**INSTRUCTION:** Copy each line holding the string "xìng".

**Dataset records:**
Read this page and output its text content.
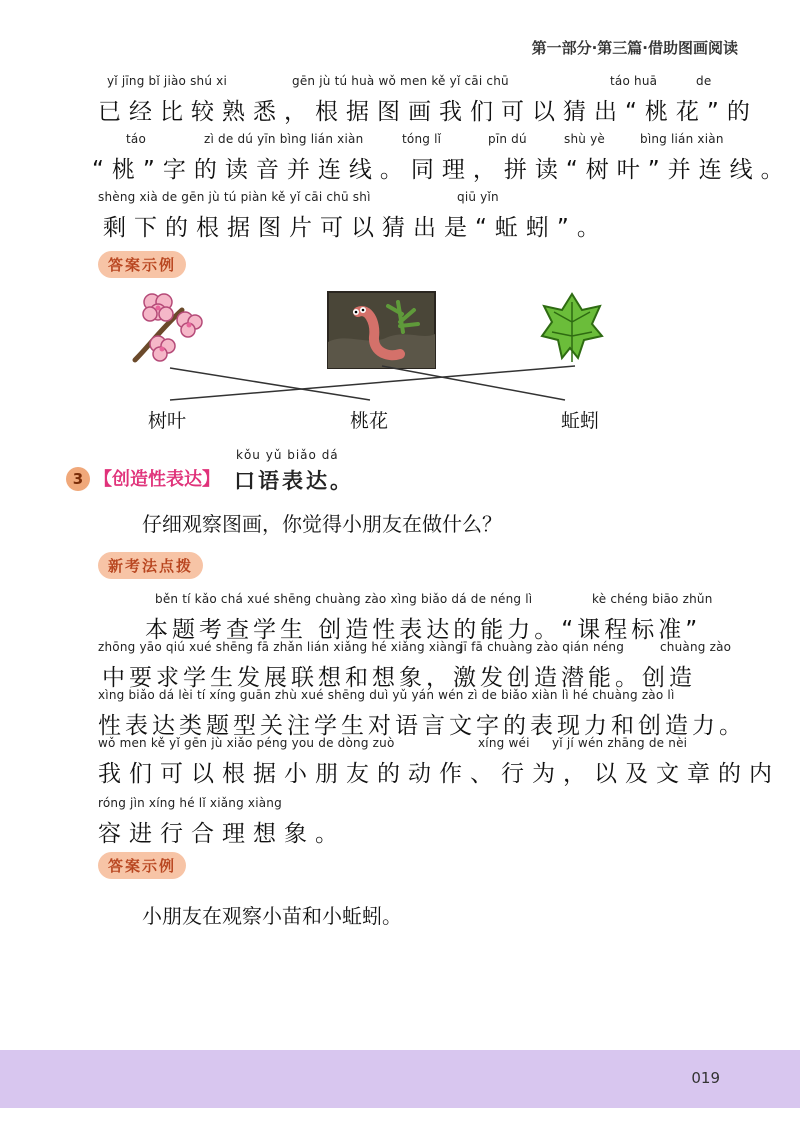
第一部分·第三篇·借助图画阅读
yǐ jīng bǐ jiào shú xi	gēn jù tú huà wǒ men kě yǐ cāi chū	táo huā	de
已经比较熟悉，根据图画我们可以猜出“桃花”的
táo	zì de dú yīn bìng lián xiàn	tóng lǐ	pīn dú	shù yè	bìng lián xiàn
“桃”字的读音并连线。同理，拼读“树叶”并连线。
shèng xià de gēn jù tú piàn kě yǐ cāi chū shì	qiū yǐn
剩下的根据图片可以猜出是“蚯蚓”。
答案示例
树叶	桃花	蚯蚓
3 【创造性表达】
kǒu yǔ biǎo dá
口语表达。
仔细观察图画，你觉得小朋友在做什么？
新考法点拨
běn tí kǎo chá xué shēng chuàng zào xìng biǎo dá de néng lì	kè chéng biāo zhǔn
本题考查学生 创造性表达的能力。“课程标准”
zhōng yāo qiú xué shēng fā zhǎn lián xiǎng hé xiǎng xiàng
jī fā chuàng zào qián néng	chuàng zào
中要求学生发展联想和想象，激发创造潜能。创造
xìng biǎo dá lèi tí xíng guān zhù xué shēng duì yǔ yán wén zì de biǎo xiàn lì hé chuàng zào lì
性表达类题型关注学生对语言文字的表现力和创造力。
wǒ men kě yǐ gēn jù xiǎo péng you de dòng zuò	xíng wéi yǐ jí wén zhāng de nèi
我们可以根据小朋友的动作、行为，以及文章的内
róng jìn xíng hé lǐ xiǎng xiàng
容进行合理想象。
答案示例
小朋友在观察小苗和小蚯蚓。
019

...

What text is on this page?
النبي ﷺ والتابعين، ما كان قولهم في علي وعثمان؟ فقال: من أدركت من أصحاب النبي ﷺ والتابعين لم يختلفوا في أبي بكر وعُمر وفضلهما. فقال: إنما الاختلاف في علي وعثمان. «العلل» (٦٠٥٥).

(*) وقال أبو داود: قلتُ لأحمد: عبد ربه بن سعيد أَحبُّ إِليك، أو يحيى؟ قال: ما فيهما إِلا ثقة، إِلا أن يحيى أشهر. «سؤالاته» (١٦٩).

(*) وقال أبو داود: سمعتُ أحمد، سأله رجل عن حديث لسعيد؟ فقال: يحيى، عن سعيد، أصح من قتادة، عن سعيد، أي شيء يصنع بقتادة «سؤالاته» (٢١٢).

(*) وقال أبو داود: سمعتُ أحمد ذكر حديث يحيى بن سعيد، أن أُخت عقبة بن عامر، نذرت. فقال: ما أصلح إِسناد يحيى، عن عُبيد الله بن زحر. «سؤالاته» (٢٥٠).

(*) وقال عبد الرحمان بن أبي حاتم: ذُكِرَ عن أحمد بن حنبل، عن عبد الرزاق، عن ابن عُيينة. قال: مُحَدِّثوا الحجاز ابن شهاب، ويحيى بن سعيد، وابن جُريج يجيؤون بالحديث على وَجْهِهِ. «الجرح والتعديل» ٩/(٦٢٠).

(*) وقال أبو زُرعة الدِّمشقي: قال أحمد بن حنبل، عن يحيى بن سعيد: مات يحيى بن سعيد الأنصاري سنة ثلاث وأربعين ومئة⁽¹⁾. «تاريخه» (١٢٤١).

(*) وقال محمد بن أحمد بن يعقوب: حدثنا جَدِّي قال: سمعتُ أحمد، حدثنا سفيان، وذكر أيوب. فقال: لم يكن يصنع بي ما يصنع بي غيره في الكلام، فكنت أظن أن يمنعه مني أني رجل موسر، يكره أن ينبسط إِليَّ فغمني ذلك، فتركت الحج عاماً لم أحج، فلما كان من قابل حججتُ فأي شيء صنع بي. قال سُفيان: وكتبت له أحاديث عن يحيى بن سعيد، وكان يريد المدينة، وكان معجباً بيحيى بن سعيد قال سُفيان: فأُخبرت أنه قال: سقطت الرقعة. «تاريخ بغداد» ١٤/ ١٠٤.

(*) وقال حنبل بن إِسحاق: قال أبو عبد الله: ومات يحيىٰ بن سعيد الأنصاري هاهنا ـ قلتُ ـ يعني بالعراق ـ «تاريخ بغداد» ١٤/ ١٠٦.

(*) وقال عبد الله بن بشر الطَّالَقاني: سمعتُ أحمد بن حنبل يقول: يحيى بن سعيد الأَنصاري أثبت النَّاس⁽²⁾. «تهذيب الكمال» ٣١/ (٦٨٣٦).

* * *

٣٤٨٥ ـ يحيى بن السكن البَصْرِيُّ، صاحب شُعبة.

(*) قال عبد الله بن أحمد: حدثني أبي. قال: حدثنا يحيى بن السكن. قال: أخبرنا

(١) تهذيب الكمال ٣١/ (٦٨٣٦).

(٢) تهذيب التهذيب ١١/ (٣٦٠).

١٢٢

==

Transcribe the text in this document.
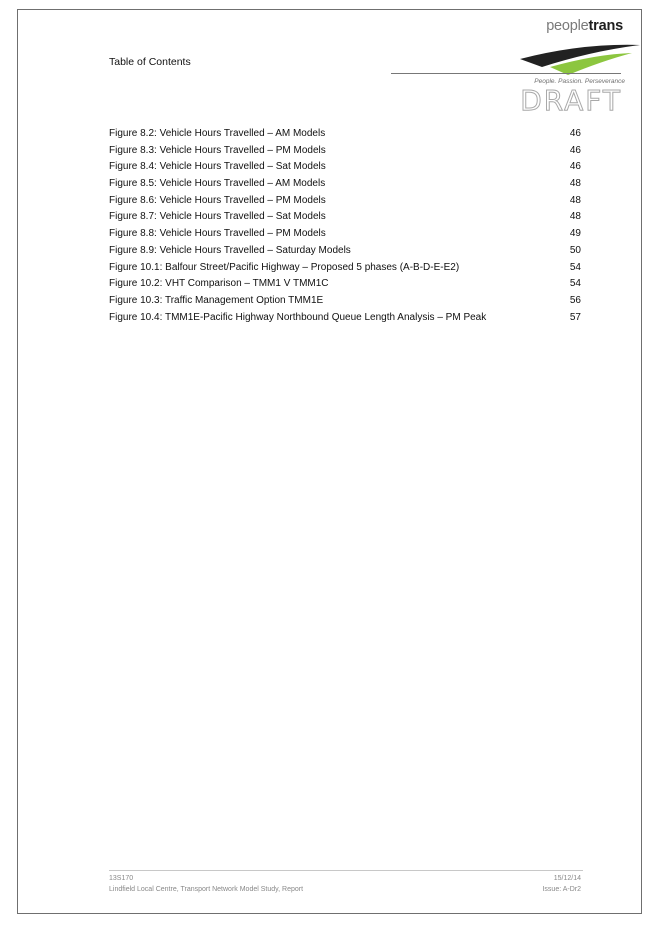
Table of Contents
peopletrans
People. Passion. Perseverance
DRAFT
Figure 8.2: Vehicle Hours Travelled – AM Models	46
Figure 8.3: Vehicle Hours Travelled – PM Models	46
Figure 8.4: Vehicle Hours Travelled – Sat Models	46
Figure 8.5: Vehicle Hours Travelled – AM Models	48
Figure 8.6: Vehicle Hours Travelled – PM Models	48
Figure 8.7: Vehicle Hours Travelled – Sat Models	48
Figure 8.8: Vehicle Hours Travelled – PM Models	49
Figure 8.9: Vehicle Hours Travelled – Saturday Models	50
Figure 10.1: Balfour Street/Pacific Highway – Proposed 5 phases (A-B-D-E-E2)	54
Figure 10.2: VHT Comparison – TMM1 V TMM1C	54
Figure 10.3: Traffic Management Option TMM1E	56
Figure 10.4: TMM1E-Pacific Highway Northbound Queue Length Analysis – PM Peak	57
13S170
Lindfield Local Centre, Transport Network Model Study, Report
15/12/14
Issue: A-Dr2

**ANSWER FOR THE TASK:**
běn tí kǎo chá xué shēng chuàng zào xìng biǎo dá de néng lì	kè chéng biāo zhǔn
xìng biǎo dá lèi tí xíng guān zhù xué shēng duì yǔ yán wén zì de biǎo xiàn lì hé chuàng zào lì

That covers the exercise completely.